Task directions => Select the lines of the records containing the word "title" and list them.

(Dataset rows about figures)
■ ■ ■ ■

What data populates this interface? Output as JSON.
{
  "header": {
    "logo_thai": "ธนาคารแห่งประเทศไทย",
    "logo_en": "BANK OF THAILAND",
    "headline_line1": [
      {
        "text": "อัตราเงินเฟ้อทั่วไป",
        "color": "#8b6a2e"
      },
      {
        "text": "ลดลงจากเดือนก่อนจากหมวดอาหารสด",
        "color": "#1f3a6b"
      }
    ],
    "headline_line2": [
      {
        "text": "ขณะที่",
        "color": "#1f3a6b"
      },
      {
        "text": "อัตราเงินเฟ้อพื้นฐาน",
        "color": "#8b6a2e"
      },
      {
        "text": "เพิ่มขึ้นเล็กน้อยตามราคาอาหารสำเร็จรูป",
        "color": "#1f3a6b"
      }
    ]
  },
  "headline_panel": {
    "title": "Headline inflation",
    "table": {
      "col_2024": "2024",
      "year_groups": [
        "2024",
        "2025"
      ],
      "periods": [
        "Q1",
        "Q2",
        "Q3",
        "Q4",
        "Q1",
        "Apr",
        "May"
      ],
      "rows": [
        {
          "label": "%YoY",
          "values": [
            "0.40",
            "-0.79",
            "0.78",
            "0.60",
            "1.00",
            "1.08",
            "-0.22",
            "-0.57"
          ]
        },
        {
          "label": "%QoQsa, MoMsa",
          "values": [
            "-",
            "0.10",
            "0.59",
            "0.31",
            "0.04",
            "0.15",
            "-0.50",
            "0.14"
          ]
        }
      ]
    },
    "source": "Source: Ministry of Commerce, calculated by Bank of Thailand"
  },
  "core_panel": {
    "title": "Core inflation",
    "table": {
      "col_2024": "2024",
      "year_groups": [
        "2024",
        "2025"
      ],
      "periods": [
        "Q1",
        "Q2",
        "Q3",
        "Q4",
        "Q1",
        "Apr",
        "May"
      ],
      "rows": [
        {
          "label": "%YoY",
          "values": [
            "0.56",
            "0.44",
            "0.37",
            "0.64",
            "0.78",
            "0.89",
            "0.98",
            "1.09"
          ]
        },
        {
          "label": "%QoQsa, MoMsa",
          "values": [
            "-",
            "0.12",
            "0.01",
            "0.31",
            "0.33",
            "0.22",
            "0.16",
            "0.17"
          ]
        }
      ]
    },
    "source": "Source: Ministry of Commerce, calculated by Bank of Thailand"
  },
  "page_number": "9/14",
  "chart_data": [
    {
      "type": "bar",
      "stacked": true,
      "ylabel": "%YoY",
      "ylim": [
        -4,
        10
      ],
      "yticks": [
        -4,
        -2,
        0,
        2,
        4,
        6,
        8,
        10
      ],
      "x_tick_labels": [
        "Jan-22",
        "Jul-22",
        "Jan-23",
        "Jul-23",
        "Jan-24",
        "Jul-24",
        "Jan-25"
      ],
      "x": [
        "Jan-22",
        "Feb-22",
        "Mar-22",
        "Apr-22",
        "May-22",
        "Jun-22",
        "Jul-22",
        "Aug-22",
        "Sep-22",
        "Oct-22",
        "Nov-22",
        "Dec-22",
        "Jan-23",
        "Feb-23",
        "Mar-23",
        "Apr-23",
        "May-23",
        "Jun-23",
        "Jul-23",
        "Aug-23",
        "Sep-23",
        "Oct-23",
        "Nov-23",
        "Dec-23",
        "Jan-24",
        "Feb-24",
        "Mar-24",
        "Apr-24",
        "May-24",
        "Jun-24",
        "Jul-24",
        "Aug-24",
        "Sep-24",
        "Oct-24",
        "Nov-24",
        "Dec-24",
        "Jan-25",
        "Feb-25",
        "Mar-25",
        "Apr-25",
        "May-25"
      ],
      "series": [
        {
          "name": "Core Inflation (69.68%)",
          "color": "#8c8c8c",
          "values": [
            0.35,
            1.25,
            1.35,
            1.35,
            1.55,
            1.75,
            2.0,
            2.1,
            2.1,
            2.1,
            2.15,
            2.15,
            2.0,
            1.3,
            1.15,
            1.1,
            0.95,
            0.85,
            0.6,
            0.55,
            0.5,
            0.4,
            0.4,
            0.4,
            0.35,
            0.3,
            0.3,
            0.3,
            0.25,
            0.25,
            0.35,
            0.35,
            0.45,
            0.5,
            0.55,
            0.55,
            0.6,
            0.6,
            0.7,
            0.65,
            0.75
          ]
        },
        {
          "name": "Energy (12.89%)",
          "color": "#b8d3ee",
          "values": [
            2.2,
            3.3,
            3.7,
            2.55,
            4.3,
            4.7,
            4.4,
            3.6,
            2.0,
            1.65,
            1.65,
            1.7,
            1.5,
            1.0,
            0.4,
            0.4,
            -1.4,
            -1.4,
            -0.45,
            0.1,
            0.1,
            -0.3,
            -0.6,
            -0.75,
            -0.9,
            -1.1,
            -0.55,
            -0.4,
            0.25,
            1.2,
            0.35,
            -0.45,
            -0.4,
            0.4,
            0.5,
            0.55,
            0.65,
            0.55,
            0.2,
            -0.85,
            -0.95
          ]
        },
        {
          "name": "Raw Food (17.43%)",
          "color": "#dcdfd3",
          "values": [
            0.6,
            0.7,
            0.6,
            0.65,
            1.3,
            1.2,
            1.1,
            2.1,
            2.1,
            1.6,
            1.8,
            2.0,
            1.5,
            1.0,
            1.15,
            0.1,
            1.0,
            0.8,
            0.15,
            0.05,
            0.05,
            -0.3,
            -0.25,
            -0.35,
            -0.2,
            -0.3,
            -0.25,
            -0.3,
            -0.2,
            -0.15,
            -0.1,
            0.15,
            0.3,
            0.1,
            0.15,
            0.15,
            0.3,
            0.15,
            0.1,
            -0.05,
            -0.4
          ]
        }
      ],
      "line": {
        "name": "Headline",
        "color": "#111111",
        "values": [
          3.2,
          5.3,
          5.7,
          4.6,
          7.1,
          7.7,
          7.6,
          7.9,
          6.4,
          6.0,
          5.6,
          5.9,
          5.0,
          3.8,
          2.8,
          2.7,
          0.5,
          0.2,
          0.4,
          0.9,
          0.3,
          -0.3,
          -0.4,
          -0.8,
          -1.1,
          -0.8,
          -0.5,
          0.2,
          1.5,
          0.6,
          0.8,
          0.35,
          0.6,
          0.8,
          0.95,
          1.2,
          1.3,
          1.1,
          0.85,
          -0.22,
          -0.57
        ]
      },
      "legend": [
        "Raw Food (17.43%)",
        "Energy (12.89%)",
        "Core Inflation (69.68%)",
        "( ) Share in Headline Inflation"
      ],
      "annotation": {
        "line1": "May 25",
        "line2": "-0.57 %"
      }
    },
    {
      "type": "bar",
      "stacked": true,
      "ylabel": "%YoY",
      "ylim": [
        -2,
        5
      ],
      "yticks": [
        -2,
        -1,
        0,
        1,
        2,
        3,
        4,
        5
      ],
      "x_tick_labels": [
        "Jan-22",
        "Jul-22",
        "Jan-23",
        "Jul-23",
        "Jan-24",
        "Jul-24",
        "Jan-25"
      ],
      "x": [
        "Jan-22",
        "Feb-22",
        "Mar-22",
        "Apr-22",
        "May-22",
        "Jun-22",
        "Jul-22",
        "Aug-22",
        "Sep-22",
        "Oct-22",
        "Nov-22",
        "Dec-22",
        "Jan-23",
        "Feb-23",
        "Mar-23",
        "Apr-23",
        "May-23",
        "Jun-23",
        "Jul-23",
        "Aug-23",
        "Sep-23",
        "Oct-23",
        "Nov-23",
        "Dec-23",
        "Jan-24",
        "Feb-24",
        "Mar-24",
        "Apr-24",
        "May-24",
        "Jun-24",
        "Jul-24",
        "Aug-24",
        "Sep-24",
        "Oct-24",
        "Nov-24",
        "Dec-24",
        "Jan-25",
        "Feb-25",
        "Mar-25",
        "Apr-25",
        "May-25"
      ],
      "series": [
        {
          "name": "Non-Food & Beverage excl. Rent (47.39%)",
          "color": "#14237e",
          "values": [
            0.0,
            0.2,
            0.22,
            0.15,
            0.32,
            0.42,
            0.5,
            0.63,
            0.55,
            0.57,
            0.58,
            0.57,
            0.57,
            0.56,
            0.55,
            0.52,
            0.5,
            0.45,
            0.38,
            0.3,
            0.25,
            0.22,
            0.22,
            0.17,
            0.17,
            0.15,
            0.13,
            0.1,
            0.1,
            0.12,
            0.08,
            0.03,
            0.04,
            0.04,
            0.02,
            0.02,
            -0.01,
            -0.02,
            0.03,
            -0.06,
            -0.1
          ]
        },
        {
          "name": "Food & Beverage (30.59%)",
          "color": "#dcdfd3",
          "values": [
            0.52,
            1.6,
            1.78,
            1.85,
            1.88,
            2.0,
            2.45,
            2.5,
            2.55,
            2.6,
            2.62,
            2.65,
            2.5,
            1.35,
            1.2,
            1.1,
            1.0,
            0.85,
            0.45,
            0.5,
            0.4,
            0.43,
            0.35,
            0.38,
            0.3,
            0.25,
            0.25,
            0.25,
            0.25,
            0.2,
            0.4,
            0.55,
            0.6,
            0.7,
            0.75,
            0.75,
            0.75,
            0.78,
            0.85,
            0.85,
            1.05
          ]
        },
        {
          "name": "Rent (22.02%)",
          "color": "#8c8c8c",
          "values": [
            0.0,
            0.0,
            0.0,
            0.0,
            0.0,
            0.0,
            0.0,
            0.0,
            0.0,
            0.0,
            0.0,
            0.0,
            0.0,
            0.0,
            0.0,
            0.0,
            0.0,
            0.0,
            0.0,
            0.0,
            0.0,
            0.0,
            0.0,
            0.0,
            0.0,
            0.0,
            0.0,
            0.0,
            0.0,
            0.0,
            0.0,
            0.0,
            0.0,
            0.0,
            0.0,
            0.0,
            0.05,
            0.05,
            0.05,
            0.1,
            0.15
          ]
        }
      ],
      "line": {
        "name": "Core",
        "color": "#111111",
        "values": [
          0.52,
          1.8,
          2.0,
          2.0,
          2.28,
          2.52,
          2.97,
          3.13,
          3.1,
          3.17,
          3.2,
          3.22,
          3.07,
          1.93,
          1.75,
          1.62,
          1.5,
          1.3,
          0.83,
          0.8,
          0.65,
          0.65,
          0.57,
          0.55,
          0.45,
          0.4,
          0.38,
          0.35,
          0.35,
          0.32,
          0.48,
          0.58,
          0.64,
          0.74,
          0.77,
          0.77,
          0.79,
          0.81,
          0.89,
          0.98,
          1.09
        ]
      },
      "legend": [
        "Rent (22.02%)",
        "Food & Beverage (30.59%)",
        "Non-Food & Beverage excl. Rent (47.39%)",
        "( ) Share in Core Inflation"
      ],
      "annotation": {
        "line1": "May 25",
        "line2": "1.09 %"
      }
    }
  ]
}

■ ■ ■ ■

Finished exercise =>
    "title": "Headline inflation",
    "title": "Core inflation",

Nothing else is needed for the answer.